→ **Set task**:
List all lines in the material below that contain "margin".

***** Stored rows *****

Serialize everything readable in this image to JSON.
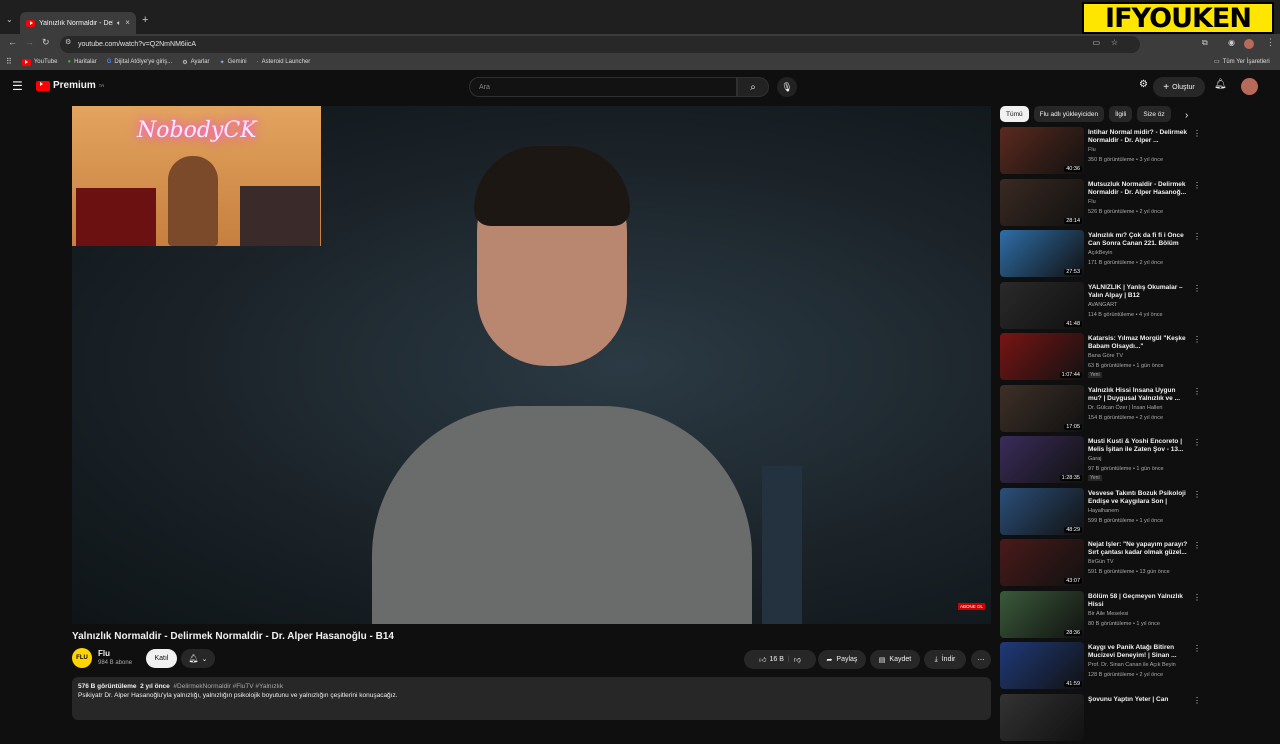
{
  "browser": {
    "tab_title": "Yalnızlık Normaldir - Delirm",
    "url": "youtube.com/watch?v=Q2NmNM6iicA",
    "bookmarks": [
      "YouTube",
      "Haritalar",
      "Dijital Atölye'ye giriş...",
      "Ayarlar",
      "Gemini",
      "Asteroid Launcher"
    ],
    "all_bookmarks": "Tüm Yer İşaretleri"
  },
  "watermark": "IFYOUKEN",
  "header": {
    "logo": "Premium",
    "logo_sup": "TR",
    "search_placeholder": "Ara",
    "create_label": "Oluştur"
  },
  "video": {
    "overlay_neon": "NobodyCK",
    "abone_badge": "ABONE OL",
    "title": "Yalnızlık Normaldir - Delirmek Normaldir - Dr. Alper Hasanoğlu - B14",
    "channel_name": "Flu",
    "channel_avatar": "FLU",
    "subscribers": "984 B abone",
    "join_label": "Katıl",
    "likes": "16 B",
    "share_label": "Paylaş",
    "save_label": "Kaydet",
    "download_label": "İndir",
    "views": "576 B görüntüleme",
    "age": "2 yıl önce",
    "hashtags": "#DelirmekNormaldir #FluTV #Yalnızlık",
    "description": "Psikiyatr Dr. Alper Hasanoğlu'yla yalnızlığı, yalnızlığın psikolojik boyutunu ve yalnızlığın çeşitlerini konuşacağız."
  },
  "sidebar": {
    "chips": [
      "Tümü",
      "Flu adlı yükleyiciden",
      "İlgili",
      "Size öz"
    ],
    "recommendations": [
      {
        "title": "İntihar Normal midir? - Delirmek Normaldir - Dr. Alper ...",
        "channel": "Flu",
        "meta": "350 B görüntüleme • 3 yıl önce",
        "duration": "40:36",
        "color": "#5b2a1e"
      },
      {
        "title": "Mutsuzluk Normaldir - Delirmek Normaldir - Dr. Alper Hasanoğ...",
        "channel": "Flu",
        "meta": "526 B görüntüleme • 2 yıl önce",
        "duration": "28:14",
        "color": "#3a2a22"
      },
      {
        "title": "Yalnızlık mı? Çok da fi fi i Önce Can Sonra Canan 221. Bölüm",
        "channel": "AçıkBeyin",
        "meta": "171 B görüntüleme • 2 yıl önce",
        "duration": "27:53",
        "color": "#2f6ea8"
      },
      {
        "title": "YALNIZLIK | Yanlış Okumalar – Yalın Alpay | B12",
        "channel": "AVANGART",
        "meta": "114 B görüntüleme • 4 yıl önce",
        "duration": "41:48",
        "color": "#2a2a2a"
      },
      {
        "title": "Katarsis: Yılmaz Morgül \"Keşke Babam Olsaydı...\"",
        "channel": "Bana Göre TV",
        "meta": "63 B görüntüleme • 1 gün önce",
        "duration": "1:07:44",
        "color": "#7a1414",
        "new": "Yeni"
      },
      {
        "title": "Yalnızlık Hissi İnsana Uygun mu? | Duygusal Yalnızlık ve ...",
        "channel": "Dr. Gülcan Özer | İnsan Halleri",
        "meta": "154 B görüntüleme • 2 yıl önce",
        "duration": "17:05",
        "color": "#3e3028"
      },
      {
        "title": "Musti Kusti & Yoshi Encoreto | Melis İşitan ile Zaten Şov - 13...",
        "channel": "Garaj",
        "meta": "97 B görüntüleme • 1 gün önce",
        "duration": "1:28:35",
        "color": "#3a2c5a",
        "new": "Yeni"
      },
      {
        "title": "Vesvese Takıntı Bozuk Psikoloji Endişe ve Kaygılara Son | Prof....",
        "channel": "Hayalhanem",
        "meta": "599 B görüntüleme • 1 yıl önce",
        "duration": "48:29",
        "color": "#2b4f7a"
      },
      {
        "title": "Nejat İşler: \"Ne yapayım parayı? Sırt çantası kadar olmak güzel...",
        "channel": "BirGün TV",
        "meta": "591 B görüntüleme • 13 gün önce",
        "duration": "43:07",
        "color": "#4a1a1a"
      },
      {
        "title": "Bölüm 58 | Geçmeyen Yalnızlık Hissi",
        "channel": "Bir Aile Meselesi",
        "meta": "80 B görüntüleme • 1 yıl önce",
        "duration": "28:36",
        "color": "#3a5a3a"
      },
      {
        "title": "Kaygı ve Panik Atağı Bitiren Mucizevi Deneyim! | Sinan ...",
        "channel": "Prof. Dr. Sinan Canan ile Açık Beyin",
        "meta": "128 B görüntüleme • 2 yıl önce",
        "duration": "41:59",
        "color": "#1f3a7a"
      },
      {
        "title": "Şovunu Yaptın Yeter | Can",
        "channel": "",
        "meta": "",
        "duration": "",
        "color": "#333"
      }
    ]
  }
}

*****
***** Stored rows *****

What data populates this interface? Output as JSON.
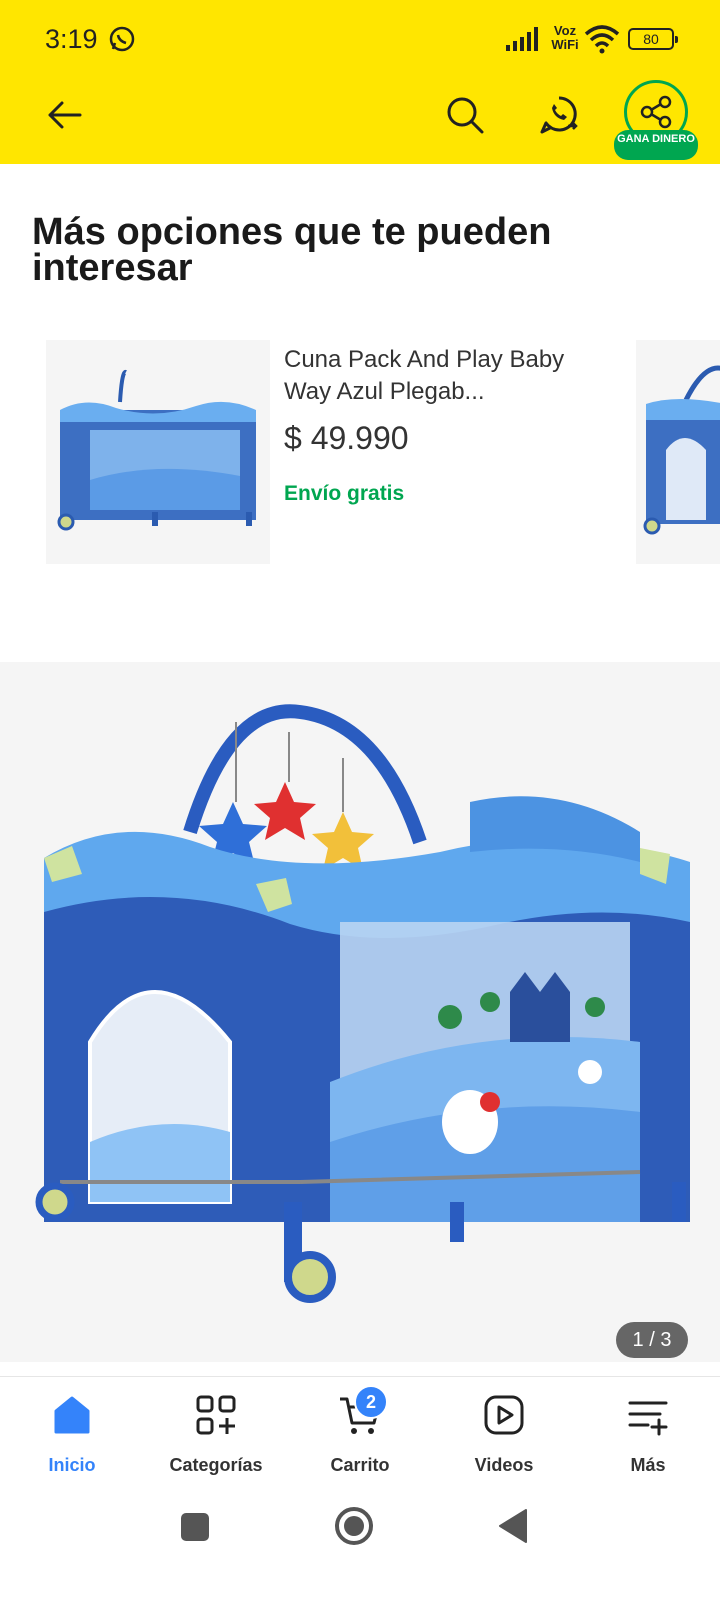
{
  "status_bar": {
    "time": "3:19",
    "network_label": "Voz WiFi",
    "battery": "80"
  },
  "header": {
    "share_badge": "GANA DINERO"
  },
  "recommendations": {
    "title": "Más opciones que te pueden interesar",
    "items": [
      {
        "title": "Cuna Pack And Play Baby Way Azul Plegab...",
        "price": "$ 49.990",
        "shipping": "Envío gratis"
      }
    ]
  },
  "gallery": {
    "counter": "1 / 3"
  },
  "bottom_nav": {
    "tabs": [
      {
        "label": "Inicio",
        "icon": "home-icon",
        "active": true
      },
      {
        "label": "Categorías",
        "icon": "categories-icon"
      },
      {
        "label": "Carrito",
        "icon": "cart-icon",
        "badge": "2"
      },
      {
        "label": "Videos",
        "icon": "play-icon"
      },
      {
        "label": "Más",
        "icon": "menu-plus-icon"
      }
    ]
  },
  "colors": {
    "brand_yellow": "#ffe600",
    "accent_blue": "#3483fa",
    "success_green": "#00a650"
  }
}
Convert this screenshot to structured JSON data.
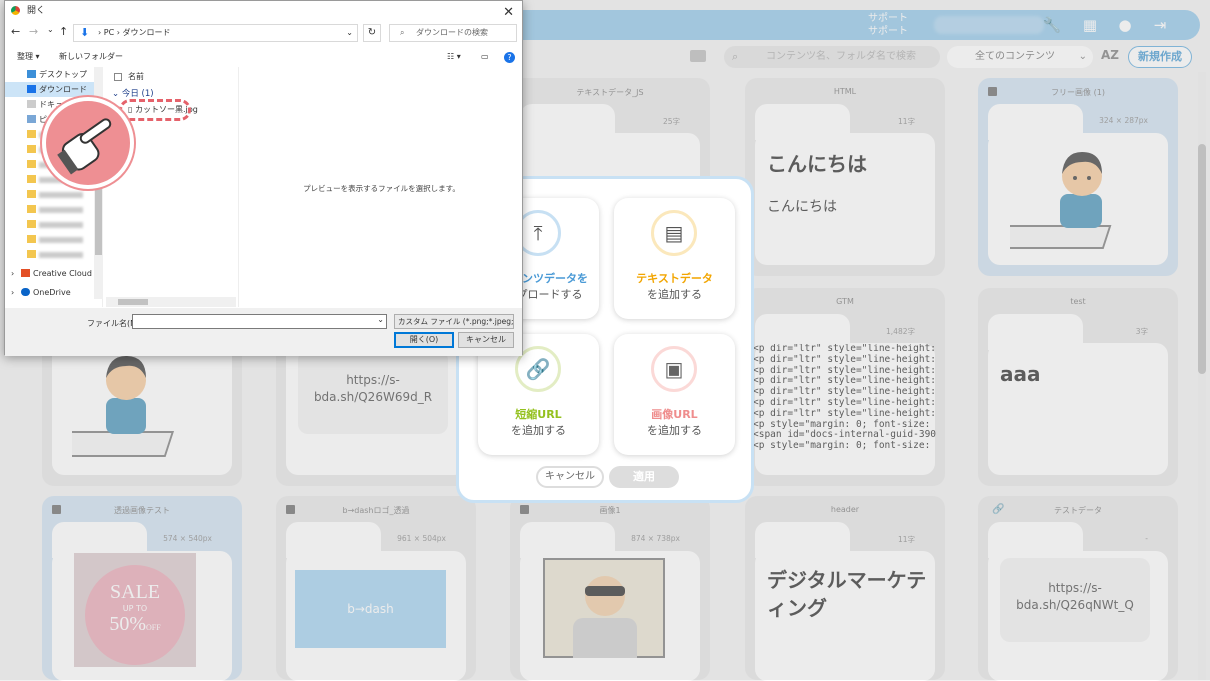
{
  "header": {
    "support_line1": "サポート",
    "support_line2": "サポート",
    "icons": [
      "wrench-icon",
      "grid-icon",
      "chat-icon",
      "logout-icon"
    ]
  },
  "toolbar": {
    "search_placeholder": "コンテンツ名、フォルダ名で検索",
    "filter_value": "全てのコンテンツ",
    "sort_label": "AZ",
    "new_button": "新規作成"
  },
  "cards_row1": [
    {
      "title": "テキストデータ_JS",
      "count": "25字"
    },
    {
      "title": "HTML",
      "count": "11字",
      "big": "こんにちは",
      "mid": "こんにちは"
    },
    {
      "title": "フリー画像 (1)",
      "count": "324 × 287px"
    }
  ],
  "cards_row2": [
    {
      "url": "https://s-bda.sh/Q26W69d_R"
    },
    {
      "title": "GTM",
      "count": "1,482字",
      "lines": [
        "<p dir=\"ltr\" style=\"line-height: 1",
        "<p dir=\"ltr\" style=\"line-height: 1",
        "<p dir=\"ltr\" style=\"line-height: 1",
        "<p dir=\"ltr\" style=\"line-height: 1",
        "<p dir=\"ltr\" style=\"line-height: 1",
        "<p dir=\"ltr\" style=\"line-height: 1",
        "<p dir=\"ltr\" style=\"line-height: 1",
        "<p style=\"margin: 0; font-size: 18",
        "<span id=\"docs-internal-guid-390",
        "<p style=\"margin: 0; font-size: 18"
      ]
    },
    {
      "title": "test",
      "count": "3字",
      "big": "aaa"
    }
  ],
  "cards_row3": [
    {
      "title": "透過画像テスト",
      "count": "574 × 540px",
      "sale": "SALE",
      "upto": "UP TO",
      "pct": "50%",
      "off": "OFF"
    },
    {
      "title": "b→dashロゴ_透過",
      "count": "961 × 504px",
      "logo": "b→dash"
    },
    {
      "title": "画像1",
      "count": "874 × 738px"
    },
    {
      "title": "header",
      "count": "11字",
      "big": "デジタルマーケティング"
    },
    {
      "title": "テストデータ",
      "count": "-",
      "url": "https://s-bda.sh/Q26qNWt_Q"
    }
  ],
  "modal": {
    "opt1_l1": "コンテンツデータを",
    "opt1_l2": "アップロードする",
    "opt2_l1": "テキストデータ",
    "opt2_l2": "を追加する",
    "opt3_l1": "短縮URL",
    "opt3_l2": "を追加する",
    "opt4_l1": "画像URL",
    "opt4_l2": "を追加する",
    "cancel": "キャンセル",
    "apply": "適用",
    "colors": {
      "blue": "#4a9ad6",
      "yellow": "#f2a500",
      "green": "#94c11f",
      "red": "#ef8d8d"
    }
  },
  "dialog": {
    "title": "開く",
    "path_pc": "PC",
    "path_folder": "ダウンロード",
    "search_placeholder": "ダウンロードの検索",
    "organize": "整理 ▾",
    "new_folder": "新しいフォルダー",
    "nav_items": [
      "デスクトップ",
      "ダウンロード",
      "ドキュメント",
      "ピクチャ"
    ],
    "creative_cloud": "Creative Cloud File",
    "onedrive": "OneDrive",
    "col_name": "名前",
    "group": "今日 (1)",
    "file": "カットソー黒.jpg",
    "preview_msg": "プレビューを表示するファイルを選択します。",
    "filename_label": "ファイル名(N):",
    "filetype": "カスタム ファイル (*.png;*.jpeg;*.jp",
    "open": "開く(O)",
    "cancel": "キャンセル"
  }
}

*****
***** Stored rows *****

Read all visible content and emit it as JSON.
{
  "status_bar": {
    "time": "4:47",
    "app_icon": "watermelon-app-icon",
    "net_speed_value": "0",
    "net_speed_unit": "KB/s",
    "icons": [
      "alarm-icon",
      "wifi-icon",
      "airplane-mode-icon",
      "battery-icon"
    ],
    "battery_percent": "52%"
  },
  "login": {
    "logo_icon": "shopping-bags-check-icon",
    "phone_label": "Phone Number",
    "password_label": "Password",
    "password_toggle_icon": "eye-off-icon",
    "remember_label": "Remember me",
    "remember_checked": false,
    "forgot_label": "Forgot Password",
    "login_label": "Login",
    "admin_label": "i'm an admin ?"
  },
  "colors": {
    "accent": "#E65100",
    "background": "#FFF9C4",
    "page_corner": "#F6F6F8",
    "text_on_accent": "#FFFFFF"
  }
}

*****

→ **Solution for this task**:
        "<p style=\"margin: 0; font-size: 18",
        "<p style=\"margin: 0; font-size: 18"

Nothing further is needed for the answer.